Problem to work on → Repeat exactly the lines from the line containing "Read out every word on this page." through the last line of the records below, inclusive, and nothing else.

The records →
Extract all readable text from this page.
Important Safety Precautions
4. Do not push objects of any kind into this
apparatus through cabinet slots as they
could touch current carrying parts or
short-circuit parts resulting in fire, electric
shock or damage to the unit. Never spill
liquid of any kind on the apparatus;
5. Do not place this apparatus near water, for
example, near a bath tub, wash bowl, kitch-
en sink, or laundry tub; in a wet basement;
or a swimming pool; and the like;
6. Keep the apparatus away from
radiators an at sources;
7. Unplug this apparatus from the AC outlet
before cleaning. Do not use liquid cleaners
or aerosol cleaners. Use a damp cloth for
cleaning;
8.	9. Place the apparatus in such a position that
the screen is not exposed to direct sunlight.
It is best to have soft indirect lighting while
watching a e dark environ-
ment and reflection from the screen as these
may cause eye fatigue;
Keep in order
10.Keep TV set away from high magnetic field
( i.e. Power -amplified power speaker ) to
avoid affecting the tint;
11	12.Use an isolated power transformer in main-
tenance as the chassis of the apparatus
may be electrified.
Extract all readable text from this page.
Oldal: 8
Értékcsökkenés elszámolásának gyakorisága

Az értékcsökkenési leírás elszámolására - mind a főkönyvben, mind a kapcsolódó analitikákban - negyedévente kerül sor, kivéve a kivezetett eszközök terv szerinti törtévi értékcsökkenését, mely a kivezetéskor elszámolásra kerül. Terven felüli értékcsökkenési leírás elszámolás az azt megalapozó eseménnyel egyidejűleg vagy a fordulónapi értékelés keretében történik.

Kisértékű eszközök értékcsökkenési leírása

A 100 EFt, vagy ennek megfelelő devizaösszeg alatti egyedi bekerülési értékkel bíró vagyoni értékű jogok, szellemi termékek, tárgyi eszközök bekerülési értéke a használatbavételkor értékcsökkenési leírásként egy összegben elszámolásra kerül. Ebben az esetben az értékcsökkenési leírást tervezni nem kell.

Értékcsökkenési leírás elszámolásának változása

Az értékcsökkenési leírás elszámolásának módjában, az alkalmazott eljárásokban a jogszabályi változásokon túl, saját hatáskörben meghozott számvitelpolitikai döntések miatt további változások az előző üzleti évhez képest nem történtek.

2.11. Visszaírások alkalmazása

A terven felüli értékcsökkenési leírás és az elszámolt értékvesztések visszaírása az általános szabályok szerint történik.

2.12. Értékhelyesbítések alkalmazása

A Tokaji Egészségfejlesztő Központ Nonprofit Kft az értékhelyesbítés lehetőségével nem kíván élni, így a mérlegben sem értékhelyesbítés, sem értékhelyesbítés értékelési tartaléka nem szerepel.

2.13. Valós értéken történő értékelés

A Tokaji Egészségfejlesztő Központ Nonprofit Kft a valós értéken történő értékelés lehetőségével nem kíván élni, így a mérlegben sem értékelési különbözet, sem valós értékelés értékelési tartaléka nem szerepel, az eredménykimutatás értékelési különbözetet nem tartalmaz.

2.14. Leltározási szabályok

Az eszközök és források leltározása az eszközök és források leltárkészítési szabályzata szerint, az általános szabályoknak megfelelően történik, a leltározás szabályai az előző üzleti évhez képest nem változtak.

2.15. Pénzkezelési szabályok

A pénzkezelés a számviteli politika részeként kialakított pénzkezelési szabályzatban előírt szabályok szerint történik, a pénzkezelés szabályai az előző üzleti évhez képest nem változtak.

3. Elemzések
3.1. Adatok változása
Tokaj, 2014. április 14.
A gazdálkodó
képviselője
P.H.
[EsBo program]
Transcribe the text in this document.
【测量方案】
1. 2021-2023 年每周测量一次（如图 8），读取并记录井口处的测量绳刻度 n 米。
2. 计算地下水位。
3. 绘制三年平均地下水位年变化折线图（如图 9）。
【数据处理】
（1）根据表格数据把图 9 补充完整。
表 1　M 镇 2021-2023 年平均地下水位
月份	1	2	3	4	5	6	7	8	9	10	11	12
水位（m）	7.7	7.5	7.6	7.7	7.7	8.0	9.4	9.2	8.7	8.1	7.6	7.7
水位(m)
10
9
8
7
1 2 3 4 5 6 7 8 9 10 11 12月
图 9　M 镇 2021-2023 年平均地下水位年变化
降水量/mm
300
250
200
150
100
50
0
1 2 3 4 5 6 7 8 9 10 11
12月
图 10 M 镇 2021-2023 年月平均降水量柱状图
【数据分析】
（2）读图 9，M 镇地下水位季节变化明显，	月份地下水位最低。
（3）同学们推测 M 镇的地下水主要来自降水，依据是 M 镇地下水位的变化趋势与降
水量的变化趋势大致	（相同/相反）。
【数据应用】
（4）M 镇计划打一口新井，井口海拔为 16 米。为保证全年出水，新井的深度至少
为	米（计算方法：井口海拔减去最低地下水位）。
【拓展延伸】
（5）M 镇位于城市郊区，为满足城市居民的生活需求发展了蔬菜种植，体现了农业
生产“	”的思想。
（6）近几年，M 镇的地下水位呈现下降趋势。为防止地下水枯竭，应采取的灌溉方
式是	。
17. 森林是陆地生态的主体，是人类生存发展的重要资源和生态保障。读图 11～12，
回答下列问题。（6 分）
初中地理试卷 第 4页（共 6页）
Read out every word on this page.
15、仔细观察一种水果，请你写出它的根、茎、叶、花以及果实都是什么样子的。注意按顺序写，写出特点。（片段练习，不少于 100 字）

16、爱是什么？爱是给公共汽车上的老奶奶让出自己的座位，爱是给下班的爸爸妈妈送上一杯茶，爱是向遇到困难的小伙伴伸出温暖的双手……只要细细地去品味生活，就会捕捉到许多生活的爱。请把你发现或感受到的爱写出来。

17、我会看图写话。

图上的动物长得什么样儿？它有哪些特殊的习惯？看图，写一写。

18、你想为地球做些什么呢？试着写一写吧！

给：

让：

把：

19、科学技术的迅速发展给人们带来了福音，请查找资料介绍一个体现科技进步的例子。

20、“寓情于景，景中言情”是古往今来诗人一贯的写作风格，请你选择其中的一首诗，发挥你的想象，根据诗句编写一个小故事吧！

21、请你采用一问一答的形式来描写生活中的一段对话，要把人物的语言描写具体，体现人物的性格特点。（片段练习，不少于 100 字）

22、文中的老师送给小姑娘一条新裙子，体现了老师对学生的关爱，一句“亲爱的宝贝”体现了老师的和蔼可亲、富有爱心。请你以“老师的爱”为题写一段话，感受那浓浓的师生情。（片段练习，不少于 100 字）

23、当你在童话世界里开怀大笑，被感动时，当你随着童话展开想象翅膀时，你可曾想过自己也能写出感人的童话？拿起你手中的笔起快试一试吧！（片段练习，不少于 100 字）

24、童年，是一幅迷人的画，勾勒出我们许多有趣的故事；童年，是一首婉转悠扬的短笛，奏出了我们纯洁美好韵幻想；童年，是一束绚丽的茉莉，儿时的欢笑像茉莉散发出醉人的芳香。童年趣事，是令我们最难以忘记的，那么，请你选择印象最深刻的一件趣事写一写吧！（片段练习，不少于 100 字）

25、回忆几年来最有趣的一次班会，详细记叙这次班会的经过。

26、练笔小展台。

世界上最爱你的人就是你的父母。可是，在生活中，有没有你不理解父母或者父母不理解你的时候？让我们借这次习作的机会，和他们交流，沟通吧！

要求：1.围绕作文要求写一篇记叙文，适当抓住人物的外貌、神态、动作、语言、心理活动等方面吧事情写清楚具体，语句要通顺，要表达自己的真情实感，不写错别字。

Task output →
Read out every word on this page.
15、仔细观察一种水果，请你写出它的根、茎、叶、花以及果实都是什么样子的。注意按顺序写，写出特点。（片段练习，不少于 100 字）

16、爱是什么？爱是给公共汽车上的老奶奶让出自己的座位，爱是给下班的爸爸妈妈送上一杯茶，爱是向遇到困难的小伙伴伸出温暖的双手……只要细细地去品味生活，就会捕捉到许多生活的爱。请把你发现或感受到的爱写出来。

17、我会看图写话。

图上的动物长得什么样儿？它有哪些特殊的习惯？看图，写一写。

18、你想为地球做些什么呢？试着写一写吧！

给：

让：

把：

19、科学技术的迅速发展给人们带来了福音，请查找资料介绍一个体现科技进步的例子。

20、“寓情于景，景中言情”是古往今来诗人一贯的写作风格，请你选择其中的一首诗，发挥你的想象，根据诗句编写一个小故事吧！

21、请你采用一问一答的形式来描写生活中的一段对话，要把人物的语言描写具体，体现人物的性格特点。（片段练习，不少于 100 字）

22、文中的老师送给小姑娘一条新裙子，体现了老师对学生的关爱，一句“亲爱的宝贝”体现了老师的和蔼可亲、富有爱心。请你以“老师的爱”为题写一段话，感受那浓浓的师生情。（片段练习，不少于 100 字）

23、当你在童话世界里开怀大笑，被感动时，当你随着童话展开想象翅膀时，你可曾想过自己也能写出感人的童话？拿起你手中的笔起快试一试吧！（片段练习，不少于 100 字）

24、童年，是一幅迷人的画，勾勒出我们许多有趣的故事；童年，是一首婉转悠扬的短笛，奏出了我们纯洁美好韵幻想；童年，是一束绚丽的茉莉，儿时的欢笑像茉莉散发出醉人的芳香。童年趣事，是令我们最难以忘记的，那么，请你选择印象最深刻的一件趣事写一写吧！（片段练习，不少于 100 字）

25、回忆几年来最有趣的一次班会，详细记叙这次班会的经过。

26、练笔小展台。

世界上最爱你的人就是你的父母。可是，在生活中，有没有你不理解父母或者父母不理解你的时候？让我们借这次习作的机会，和他们交流，沟通吧！

要求：1.围绕作文要求写一篇记叙文，适当抓住人物的外貌、神态、动作、语言、心理活动等方面吧事情写清楚具体，语句要通顺，要表达自己的真情实感，不写错别字。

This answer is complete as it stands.